[Stored records]
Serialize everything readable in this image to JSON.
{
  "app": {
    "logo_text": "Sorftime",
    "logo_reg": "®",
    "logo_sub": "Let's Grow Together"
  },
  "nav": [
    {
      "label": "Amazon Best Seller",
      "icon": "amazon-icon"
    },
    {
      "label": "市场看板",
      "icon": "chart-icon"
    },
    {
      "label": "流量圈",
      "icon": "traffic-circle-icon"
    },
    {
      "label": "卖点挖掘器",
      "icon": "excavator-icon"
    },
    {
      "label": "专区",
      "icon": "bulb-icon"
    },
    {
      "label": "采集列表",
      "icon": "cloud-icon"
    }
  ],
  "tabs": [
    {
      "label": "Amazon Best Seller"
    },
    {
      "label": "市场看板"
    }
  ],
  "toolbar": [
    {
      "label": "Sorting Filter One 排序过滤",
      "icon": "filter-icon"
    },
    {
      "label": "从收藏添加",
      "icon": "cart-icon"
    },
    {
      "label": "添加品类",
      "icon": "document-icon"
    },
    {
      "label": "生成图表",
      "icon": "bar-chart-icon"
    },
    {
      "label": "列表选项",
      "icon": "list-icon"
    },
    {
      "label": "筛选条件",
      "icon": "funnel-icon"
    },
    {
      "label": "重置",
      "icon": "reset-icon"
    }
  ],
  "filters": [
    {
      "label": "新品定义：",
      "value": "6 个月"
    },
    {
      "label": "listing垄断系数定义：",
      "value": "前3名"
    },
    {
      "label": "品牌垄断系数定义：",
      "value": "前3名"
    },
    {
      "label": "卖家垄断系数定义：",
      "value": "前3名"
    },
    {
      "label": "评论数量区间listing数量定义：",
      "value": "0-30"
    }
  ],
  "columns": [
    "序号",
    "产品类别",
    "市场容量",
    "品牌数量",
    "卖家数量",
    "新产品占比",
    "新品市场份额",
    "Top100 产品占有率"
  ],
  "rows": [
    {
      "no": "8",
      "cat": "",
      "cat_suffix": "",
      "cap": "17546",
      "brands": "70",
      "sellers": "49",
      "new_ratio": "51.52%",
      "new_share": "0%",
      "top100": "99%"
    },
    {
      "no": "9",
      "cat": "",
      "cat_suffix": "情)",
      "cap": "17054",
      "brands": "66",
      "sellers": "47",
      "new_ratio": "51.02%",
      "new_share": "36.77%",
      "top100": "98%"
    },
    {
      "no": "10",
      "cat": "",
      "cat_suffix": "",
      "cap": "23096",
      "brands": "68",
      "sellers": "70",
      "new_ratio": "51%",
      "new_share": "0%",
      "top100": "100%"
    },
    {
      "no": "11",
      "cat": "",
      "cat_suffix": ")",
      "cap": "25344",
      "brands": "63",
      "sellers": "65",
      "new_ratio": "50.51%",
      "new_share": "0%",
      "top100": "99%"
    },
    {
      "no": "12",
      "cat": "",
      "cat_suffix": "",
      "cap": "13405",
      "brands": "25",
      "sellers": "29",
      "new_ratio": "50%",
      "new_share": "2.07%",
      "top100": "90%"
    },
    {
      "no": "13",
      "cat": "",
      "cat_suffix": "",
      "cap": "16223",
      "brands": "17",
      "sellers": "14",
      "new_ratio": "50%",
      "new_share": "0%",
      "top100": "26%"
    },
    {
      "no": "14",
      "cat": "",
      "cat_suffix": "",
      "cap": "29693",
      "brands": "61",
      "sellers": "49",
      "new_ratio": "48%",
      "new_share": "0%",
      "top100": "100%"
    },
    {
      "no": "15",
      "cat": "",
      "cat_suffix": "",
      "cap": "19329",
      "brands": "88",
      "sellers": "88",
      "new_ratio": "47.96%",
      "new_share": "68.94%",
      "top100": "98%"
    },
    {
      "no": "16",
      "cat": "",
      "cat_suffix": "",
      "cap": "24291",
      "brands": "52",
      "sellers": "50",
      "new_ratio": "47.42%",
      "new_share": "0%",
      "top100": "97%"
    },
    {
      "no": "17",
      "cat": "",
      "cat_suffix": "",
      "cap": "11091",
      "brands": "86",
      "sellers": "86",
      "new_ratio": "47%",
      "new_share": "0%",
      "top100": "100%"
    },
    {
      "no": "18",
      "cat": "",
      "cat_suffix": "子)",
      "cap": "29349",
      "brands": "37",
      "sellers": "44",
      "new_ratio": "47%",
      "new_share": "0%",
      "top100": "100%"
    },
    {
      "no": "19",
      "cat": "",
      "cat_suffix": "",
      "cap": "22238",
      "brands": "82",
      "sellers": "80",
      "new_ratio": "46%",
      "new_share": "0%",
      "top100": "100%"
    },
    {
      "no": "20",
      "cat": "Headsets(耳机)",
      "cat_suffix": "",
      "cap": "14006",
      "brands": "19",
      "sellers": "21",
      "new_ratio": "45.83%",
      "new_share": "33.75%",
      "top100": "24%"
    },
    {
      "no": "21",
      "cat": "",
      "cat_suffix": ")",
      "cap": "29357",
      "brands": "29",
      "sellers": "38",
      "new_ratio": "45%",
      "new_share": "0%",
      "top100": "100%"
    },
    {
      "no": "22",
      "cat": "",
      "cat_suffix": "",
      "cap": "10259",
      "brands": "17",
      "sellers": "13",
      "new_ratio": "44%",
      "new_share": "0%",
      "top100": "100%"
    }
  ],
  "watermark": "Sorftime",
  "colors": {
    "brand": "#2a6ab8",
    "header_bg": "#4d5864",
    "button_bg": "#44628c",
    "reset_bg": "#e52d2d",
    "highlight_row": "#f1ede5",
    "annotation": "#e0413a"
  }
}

Set exercise: Set down the material above again, word for word.

Output below:
Serialize everything readable in this image to JSON.
{
  "app": {
    "logo_text": "Sorftime",
    "logo_reg": "®",
    "logo_sub": "Let's Grow Together"
  },
  "nav": [
    {
      "label": "Amazon Best Seller",
      "icon": "amazon-icon"
    },
    {
      "label": "市场看板",
      "icon": "chart-icon"
    },
    {
      "label": "流量圈",
      "icon": "traffic-circle-icon"
    },
    {
      "label": "卖点挖掘器",
      "icon": "excavator-icon"
    },
    {
      "label": "专区",
      "icon": "bulb-icon"
    },
    {
      "label": "采集列表",
      "icon": "cloud-icon"
    }
  ],
  "tabs": [
    {
      "label": "Amazon Best Seller"
    },
    {
      "label": "市场看板"
    }
  ],
  "toolbar": [
    {
      "label": "Sorting Filter One 排序过滤",
      "icon": "filter-icon"
    },
    {
      "label": "从收藏添加",
      "icon": "cart-icon"
    },
    {
      "label": "添加品类",
      "icon": "document-icon"
    },
    {
      "label": "生成图表",
      "icon": "bar-chart-icon"
    },
    {
      "label": "列表选项",
      "icon": "list-icon"
    },
    {
      "label": "筛选条件",
      "icon": "funnel-icon"
    },
    {
      "label": "重置",
      "icon": "reset-icon"
    }
  ],
  "filters": [
    {
      "label": "新品定义：",
      "value": "6 个月"
    },
    {
      "label": "listing垄断系数定义：",
      "value": "前3名"
    },
    {
      "label": "品牌垄断系数定义：",
      "value": "前3名"
    },
    {
      "label": "卖家垄断系数定义：",
      "value": "前3名"
    },
    {
      "label": "评论数量区间listing数量定义：",
      "value": "0-30"
    }
  ],
  "columns": [
    "序号",
    "产品类别",
    "市场容量",
    "品牌数量",
    "卖家数量",
    "新产品占比",
    "新品市场份额",
    "Top100 产品占有率"
  ],
  "rows": [
    {
      "no": "8",
      "cat": "",
      "cat_suffix": "",
      "cap": "17546",
      "brands": "70",
      "sellers": "49",
      "new_ratio": "51.52%",
      "new_share": "0%",
      "top100": "99%"
    },
    {
      "no": "9",
      "cat": "",
      "cat_suffix": "情)",
      "cap": "17054",
      "brands": "66",
      "sellers": "47",
      "new_ratio": "51.02%",
      "new_share": "36.77%",
      "top100": "98%"
    },
    {
      "no": "10",
      "cat": "",
      "cat_suffix": "",
      "cap": "23096",
      "brands": "68",
      "sellers": "70",
      "new_ratio": "51%",
      "new_share": "0%",
      "top100": "100%"
    },
    {
      "no": "11",
      "cat": "",
      "cat_suffix": ")",
      "cap": "25344",
      "brands": "63",
      "sellers": "65",
      "new_ratio": "50.51%",
      "new_share": "0%",
      "top100": "99%"
    },
    {
      "no": "12",
      "cat": "",
      "cat_suffix": "",
      "cap": "13405",
      "brands": "25",
      "sellers": "29",
      "new_ratio": "50%",
      "new_share": "2.07%",
      "top100": "90%"
    },
    {
      "no": "13",
      "cat": "",
      "cat_suffix": "",
      "cap": "16223",
      "brands": "17",
      "sellers": "14",
      "new_ratio": "50%",
      "new_share": "0%",
      "top100": "26%"
    },
    {
      "no": "14",
      "cat": "",
      "cat_suffix": "",
      "cap": "29693",
      "brands": "61",
      "sellers": "49",
      "new_ratio": "48%",
      "new_share": "0%",
      "top100": "100%"
    },
    {
      "no": "15",
      "cat": "",
      "cat_suffix": "",
      "cap": "19329",
      "brands": "88",
      "sellers": "88",
      "new_ratio": "47.96%",
      "new_share": "68.94%",
      "top100": "98%"
    },
    {
      "no": "16",
      "cat": "",
      "cat_suffix": "",
      "cap": "24291",
      "brands": "52",
      "sellers": "50",
      "new_ratio": "47.42%",
      "new_share": "0%",
      "top100": "97%"
    },
    {
      "no": "17",
      "cat": "",
      "cat_suffix": "",
      "cap": "11091",
      "brands": "86",
      "sellers": "86",
      "new_ratio": "47%",
      "new_share": "0%",
      "top100": "100%"
    },
    {
      "no": "18",
      "cat": "",
      "cat_suffix": "子)",
      "cap": "29349",
      "brands": "37",
      "sellers": "44",
      "new_ratio": "47%",
      "new_share": "0%",
      "top100": "100%"
    },
    {
      "no": "19",
      "cat": "",
      "cat_suffix": "",
      "cap": "22238",
      "brands": "82",
      "sellers": "80",
      "new_ratio": "46%",
      "new_share": "0%",
      "top100": "100%"
    },
    {
      "no": "20",
      "cat": "Headsets(耳机)",
      "cat_suffix": "",
      "cap": "14006",
      "brands": "19",
      "sellers": "21",
      "new_ratio": "45.83%",
      "new_share": "33.75%",
      "top100": "24%"
    },
    {
      "no": "21",
      "cat": "",
      "cat_suffix": ")",
      "cap": "29357",
      "brands": "29",
      "sellers": "38",
      "new_ratio": "45%",
      "new_share": "0%",
      "top100": "100%"
    },
    {
      "no": "22",
      "cat": "",
      "cat_suffix": "",
      "cap": "10259",
      "brands": "17",
      "sellers": "13",
      "new_ratio": "44%",
      "new_share": "0%",
      "top100": "100%"
    }
  ],
  "watermark": "Sorftime",
  "colors": {
    "brand": "#2a6ab8",
    "header_bg": "#4d5864",
    "button_bg": "#44628c",
    "reset_bg": "#e52d2d",
    "highlight_row": "#f1ede5",
    "annotation": "#e0413a"
  }
}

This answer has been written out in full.